DATA FOR THIS EXERCISE:
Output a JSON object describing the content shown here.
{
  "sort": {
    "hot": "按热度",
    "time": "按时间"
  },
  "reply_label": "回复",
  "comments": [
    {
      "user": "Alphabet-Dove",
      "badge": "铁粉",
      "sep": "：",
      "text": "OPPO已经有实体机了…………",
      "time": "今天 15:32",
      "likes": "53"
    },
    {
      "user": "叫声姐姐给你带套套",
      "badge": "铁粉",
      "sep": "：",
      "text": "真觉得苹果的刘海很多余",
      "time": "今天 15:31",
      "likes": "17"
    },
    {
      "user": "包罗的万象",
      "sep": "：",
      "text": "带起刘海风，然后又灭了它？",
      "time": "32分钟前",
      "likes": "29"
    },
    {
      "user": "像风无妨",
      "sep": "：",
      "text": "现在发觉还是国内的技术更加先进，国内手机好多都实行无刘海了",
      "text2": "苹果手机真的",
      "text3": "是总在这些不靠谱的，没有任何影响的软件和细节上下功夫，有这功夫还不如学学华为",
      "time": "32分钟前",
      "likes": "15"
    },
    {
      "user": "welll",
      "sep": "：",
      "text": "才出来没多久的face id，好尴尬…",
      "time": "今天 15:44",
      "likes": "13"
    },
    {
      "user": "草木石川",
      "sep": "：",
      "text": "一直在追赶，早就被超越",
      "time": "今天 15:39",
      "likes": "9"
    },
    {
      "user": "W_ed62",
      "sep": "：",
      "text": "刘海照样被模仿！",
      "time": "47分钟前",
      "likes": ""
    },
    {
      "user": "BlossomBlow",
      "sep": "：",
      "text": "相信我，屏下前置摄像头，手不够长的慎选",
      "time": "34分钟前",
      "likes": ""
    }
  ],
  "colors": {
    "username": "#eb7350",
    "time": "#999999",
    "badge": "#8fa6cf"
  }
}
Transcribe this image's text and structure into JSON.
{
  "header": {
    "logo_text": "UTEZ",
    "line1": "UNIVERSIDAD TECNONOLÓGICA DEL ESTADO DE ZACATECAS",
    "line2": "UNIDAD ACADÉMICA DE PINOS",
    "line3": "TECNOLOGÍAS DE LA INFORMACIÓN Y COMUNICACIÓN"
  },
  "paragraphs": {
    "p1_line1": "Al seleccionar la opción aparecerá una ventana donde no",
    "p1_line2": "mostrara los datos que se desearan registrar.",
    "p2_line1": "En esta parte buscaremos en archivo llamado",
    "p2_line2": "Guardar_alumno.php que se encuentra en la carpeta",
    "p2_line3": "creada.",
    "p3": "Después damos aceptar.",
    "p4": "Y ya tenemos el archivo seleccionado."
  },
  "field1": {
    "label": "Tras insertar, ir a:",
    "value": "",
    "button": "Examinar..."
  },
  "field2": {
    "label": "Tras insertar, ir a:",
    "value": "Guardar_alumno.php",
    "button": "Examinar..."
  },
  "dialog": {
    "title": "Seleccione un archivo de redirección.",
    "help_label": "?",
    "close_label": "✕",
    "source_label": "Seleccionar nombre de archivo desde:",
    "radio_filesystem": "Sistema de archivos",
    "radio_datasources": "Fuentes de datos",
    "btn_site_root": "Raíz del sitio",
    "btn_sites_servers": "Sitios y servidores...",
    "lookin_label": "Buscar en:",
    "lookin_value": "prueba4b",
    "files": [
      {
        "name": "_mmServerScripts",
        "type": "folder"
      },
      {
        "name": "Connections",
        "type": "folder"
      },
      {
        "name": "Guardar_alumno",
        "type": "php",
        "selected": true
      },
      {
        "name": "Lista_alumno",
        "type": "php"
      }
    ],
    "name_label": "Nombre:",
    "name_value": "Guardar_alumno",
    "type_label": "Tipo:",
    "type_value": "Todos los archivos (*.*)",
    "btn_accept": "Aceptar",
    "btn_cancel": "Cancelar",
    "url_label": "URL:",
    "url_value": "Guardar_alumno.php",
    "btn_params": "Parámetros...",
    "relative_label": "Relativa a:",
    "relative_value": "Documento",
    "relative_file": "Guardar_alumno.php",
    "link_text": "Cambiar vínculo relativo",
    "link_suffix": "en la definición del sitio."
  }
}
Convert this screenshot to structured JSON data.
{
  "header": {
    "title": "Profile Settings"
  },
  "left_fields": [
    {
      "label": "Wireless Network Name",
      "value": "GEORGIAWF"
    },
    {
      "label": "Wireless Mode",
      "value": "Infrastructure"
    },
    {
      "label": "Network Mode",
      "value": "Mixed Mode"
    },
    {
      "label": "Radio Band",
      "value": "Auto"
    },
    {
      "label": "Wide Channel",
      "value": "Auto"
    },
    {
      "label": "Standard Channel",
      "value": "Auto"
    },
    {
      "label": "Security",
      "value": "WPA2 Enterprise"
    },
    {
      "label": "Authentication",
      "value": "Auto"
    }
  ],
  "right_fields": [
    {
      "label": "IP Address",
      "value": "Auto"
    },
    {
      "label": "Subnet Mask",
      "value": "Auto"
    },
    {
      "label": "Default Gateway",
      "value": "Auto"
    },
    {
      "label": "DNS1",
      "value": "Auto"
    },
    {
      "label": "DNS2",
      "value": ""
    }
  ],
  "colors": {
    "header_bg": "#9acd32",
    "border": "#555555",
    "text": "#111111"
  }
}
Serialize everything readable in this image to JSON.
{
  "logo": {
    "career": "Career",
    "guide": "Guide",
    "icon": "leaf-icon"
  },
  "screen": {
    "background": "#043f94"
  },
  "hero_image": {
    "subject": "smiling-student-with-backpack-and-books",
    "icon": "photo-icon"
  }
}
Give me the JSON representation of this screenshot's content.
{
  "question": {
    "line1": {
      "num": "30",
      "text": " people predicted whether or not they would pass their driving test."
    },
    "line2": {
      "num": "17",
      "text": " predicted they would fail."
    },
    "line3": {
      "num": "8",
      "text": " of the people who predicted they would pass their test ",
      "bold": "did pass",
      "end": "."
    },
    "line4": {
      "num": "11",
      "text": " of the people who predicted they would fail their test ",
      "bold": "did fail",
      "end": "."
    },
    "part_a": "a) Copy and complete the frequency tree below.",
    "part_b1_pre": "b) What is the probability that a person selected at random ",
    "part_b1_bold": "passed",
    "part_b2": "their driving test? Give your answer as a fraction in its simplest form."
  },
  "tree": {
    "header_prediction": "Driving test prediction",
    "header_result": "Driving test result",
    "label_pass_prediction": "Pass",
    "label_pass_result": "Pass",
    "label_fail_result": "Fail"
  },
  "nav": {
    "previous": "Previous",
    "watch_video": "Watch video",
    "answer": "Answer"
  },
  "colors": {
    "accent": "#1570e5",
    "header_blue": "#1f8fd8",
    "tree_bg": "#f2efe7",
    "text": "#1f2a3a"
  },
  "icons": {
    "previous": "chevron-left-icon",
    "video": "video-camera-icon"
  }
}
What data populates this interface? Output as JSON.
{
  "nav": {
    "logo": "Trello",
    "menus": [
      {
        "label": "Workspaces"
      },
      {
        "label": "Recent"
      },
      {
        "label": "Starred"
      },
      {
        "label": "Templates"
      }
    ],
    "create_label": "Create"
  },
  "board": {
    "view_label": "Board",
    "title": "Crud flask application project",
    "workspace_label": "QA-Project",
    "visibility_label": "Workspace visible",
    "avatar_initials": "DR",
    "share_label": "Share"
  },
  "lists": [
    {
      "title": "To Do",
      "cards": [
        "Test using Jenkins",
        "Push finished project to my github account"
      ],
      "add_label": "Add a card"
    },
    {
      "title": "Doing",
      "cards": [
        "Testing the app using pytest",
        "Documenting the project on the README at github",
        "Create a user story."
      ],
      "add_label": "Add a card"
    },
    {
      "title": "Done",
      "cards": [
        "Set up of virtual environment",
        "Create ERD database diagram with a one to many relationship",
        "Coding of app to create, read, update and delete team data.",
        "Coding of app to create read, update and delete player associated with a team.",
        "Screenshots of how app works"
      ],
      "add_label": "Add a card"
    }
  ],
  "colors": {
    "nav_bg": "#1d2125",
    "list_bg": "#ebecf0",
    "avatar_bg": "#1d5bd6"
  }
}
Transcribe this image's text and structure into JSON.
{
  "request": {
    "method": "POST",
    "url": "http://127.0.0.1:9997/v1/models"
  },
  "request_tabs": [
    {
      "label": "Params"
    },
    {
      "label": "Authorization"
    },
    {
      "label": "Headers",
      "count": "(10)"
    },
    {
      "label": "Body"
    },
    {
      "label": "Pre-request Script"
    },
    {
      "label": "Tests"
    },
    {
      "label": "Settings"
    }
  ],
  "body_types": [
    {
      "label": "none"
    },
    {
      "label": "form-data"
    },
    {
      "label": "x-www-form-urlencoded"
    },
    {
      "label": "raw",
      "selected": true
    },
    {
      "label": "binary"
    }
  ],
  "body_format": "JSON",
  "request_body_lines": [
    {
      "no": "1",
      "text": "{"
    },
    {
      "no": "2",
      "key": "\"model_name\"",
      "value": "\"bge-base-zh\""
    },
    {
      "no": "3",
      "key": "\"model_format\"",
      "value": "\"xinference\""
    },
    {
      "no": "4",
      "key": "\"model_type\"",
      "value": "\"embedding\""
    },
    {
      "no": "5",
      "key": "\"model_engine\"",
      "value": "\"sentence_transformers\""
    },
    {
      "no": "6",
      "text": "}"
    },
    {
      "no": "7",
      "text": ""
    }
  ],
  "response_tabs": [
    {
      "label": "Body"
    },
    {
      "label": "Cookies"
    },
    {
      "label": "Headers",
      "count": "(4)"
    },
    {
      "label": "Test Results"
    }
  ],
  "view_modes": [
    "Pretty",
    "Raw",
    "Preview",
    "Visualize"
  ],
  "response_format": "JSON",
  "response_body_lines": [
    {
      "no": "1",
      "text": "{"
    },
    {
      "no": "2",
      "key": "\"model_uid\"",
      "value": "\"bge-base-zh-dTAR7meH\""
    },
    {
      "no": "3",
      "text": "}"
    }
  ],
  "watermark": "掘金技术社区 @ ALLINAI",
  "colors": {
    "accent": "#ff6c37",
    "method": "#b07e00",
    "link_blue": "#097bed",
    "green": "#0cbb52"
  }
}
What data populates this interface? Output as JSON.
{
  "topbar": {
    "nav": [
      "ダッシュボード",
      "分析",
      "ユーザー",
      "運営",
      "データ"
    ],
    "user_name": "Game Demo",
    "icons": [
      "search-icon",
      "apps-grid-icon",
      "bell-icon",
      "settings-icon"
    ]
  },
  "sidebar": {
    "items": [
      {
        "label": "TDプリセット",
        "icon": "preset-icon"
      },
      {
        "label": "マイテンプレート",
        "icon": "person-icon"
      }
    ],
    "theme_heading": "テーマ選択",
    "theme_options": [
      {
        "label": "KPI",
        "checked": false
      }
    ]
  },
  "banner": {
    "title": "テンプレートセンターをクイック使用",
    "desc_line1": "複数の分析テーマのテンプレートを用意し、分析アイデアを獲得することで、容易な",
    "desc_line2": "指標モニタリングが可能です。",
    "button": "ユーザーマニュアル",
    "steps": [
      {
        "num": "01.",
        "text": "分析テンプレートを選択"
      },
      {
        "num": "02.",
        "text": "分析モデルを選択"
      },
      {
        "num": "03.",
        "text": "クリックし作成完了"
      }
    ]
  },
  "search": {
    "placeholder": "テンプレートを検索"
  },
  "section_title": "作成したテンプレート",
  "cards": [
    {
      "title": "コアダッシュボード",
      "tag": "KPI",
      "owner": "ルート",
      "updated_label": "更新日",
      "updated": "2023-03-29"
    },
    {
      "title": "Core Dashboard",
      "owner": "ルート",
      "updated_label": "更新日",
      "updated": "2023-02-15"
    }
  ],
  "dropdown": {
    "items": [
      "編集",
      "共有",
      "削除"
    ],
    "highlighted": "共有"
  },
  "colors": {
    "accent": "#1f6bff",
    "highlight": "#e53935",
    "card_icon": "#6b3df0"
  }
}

CHALLENGE: All lines holding the word "datos" should be picked out and copied.

THE RESPONSE:
    "p1_line2": "mostrara los datos que se desearan registrar.",
    "radio_datasources": "Fuentes de datos",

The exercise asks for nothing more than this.